Figure contents as structured data
══════

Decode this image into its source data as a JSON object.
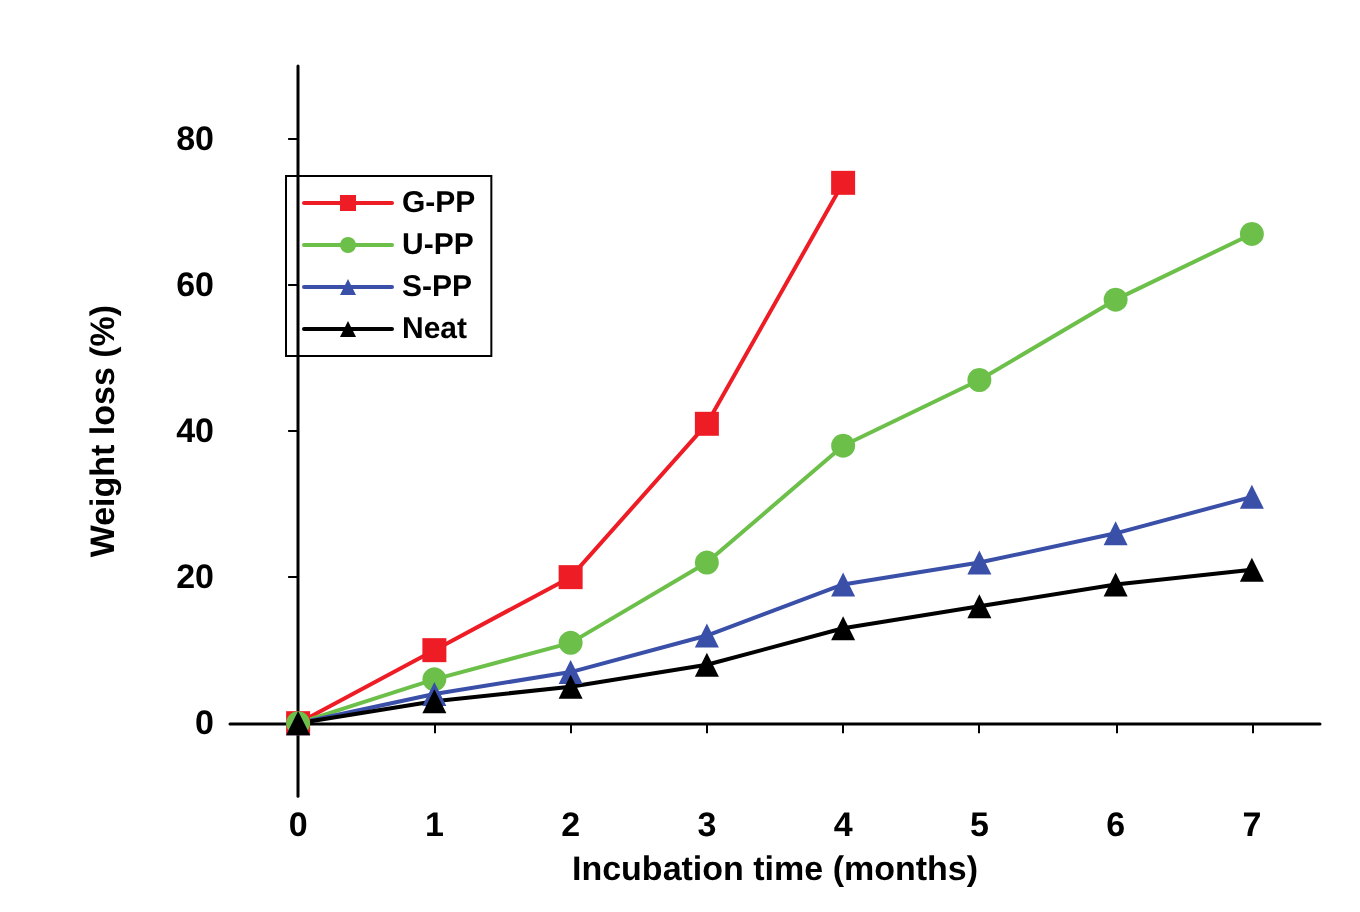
{
  "chart_data": {
    "type": "line",
    "xlabel": "Incubation time (months)",
    "ylabel": "Weight loss (%)",
    "x": [
      0,
      1,
      2,
      3,
      4,
      5,
      6,
      7
    ],
    "series": [
      {
        "name": "G-PP",
        "color": "#ee1c25",
        "marker": "square",
        "values": [
          0,
          10,
          20,
          41,
          74,
          null,
          null,
          null
        ]
      },
      {
        "name": "U-PP",
        "color": "#6cc04a",
        "marker": "circle",
        "values": [
          0,
          6,
          11,
          22,
          38,
          47,
          58,
          67
        ]
      },
      {
        "name": "S-PP",
        "color": "#3a4fa8",
        "marker": "triangle",
        "values": [
          0,
          4,
          7,
          12,
          19,
          22,
          26,
          31
        ]
      },
      {
        "name": "Neat",
        "color": "#000000",
        "marker": "triangle",
        "values": [
          0,
          3,
          5,
          8,
          13,
          16,
          19,
          21
        ]
      }
    ],
    "xlim": [
      -0.5,
      7.5
    ],
    "xticks": [
      0,
      1,
      2,
      3,
      4,
      5,
      6,
      7
    ],
    "ylim": [
      -10,
      90
    ],
    "yticks": [
      0,
      20,
      40,
      60,
      80
    ],
    "grid": false,
    "legend": "top left",
    "line_style": "solid"
  }
}
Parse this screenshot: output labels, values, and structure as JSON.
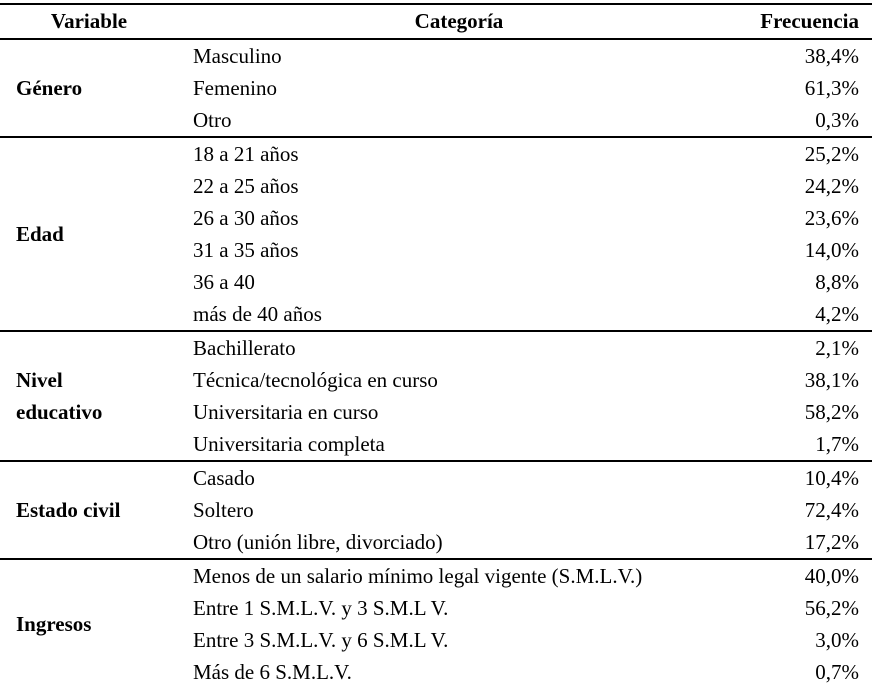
{
  "table": {
    "headers": {
      "variable": "Variable",
      "categoria": "Categoría",
      "frecuencia": "Frecuencia"
    },
    "groups": [
      {
        "variable": "Género",
        "rows": [
          {
            "categoria": "Masculino",
            "frecuencia": "38,4%"
          },
          {
            "categoria": "Femenino",
            "frecuencia": "61,3%"
          },
          {
            "categoria": "Otro",
            "frecuencia": "0,3%"
          }
        ]
      },
      {
        "variable": "Edad",
        "rows": [
          {
            "categoria": "18 a 21 años",
            "frecuencia": "25,2%"
          },
          {
            "categoria": "22 a 25 años",
            "frecuencia": "24,2%"
          },
          {
            "categoria": "26 a 30 años",
            "frecuencia": "23,6%"
          },
          {
            "categoria": "31 a 35 años",
            "frecuencia": "14,0%"
          },
          {
            "categoria": "36 a 40",
            "frecuencia": "8,8%"
          },
          {
            "categoria": "más de 40 años",
            "frecuencia": "4,2%"
          }
        ]
      },
      {
        "variable": "Nivel educativo",
        "rows": [
          {
            "categoria": "Bachillerato",
            "frecuencia": "2,1%"
          },
          {
            "categoria": "Técnica/tecnológica en curso",
            "frecuencia": "38,1%"
          },
          {
            "categoria": "Universitaria en curso",
            "frecuencia": "58,2%"
          },
          {
            "categoria": "Universitaria completa",
            "frecuencia": "1,7%"
          }
        ]
      },
      {
        "variable": "Estado civil",
        "rows": [
          {
            "categoria": "Casado",
            "frecuencia": "10,4%"
          },
          {
            "categoria": "Soltero",
            "frecuencia": "72,4%"
          },
          {
            "categoria": "Otro (unión libre, divorciado)",
            "frecuencia": "17,2%"
          }
        ]
      },
      {
        "variable": "Ingresos",
        "rows": [
          {
            "categoria": "Menos de un salario mínimo legal vigente (S.M.L.V.)",
            "frecuencia": "40,0%"
          },
          {
            "categoria": "Entre 1 S.M.L.V. y 3 S.M.L V.",
            "frecuencia": "56,2%"
          },
          {
            "categoria": "Entre 3 S.M.L.V. y 6 S.M.L V.",
            "frecuencia": "3,0%"
          },
          {
            "categoria": "Más de 6 S.M.L.V.",
            "frecuencia": "0,7%"
          }
        ]
      }
    ],
    "colors": {
      "text": "#000000",
      "background": "#ffffff",
      "border": "#000000"
    }
  }
}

══════

> **What you will do**: Reproduce every record above exactly, but leave out the pictures.

> **Answer below**:
Decode this image into its source data as a JSON object.
{
  "chart_data": {
    "type": "line",
    "xlabel": "Incubation time (months)",
    "ylabel": "Weight loss (%)",
    "x": [
      0,
      1,
      2,
      3,
      4,
      5,
      6,
      7
    ],
    "series": [
      {
        "name": "G-PP",
        "color": "#ee1c25",
        "marker": "square",
        "values": [
          0,
          10,
          20,
          41,
          74,
          null,
          null,
          null
        ]
      },
      {
        "name": "U-PP",
        "color": "#6cc04a",
        "marker": "circle",
        "values": [
          0,
          6,
          11,
          22,
          38,
          47,
          58,
          67
        ]
      },
      {
        "name": "S-PP",
        "color": "#3a4fa8",
        "marker": "triangle",
        "values": [
          0,
          4,
          7,
          12,
          19,
          22,
          26,
          31
        ]
      },
      {
        "name": "Neat",
        "color": "#000000",
        "marker": "triangle",
        "values": [
          0,
          3,
          5,
          8,
          13,
          16,
          19,
          21
        ]
      }
    ],
    "xlim": [
      -0.5,
      7.5
    ],
    "xticks": [
      0,
      1,
      2,
      3,
      4,
      5,
      6,
      7
    ],
    "ylim": [
      -10,
      90
    ],
    "yticks": [
      0,
      20,
      40,
      60,
      80
    ],
    "grid": false,
    "legend": "top left",
    "line_style": "solid"
  }
}
Parse this screenshot: output labels, values, and structure as JSON.
{
  "table": {
    "headers": {
      "variable": "Variable",
      "categoria": "Categoría",
      "frecuencia": "Frecuencia"
    },
    "groups": [
      {
        "variable": "Género",
        "rows": [
          {
            "categoria": "Masculino",
            "frecuencia": "38,4%"
          },
          {
            "categoria": "Femenino",
            "frecuencia": "61,3%"
          },
          {
            "categoria": "Otro",
            "frecuencia": "0,3%"
          }
        ]
      },
      {
        "variable": "Edad",
        "rows": [
          {
            "categoria": "18 a 21 años",
            "frecuencia": "25,2%"
          },
          {
            "categoria": "22 a 25 años",
            "frecuencia": "24,2%"
          },
          {
            "categoria": "26 a 30 años",
            "frecuencia": "23,6%"
          },
          {
            "categoria": "31 a 35 años",
            "frecuencia": "14,0%"
          },
          {
            "categoria": "36 a 40",
            "frecuencia": "8,8%"
          },
          {
            "categoria": "más de 40 años",
            "frecuencia": "4,2%"
          }
        ]
      },
      {
        "variable": "Nivel educativo",
        "rows": [
          {
            "categoria": "Bachillerato",
            "frecuencia": "2,1%"
          },
          {
            "categoria": "Técnica/tecnológica en curso",
            "frecuencia": "38,1%"
          },
          {
            "categoria": "Universitaria en curso",
            "frecuencia": "58,2%"
          },
          {
            "categoria": "Universitaria completa",
            "frecuencia": "1,7%"
          }
        ]
      },
      {
        "variable": "Estado civil",
        "rows": [
          {
            "categoria": "Casado",
            "frecuencia": "10,4%"
          },
          {
            "categoria": "Soltero",
            "frecuencia": "72,4%"
          },
          {
            "categoria": "Otro (unión libre, divorciado)",
            "frecuencia": "17,2%"
          }
        ]
      },
      {
        "variable": "Ingresos",
        "rows": [
          {
            "categoria": "Menos de un salario mínimo legal vigente (S.M.L.V.)",
            "frecuencia": "40,0%"
          },
          {
            "categoria": "Entre 1 S.M.L.V. y 3 S.M.L V.",
            "frecuencia": "56,2%"
          },
          {
            "categoria": "Entre 3 S.M.L.V. y 6 S.M.L V.",
            "frecuencia": "3,0%"
          },
          {
            "categoria": "Más de 6 S.M.L.V.",
            "frecuencia": "0,7%"
          }
        ]
      }
    ],
    "colors": {
      "text": "#000000",
      "background": "#ffffff",
      "border": "#000000"
    }
  }
}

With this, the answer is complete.